TO BE DONE:
Return the count of lines that hold the string "пользования", with no other words.

RECORDS FOR THIS TASK:

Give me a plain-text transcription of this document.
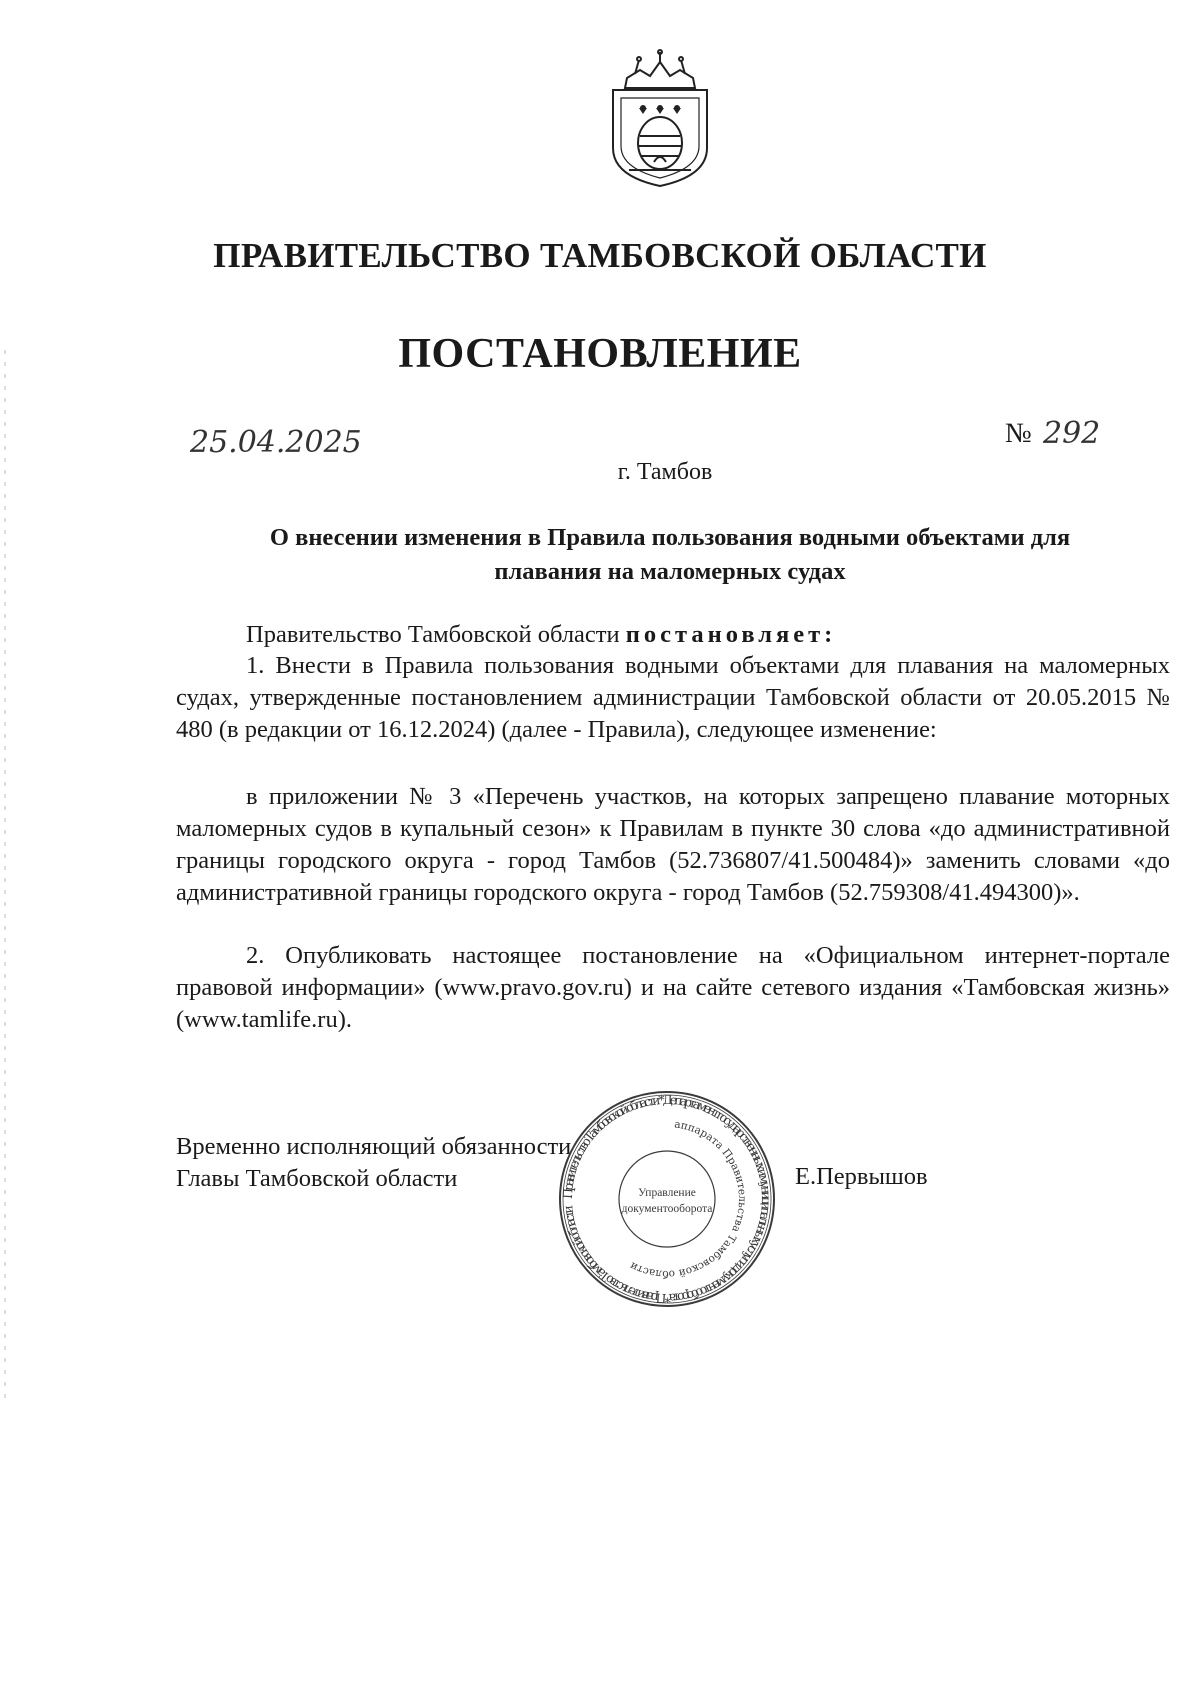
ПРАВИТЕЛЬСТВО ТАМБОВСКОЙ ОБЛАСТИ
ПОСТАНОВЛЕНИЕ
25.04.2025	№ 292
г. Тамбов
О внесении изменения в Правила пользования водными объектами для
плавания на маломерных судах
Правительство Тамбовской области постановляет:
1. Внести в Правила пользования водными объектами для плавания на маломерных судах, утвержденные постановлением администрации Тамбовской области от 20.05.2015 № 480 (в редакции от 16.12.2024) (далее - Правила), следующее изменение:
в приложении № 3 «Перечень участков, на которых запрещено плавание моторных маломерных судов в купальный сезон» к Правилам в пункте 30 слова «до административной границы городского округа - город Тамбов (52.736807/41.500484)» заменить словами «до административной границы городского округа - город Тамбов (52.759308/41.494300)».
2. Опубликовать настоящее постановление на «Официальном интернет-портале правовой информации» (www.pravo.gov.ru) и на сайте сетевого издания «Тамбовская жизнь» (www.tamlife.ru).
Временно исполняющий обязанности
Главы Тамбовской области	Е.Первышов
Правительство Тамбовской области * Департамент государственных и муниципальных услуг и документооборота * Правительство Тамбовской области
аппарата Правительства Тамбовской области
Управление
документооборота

ANSWER BELOW:
2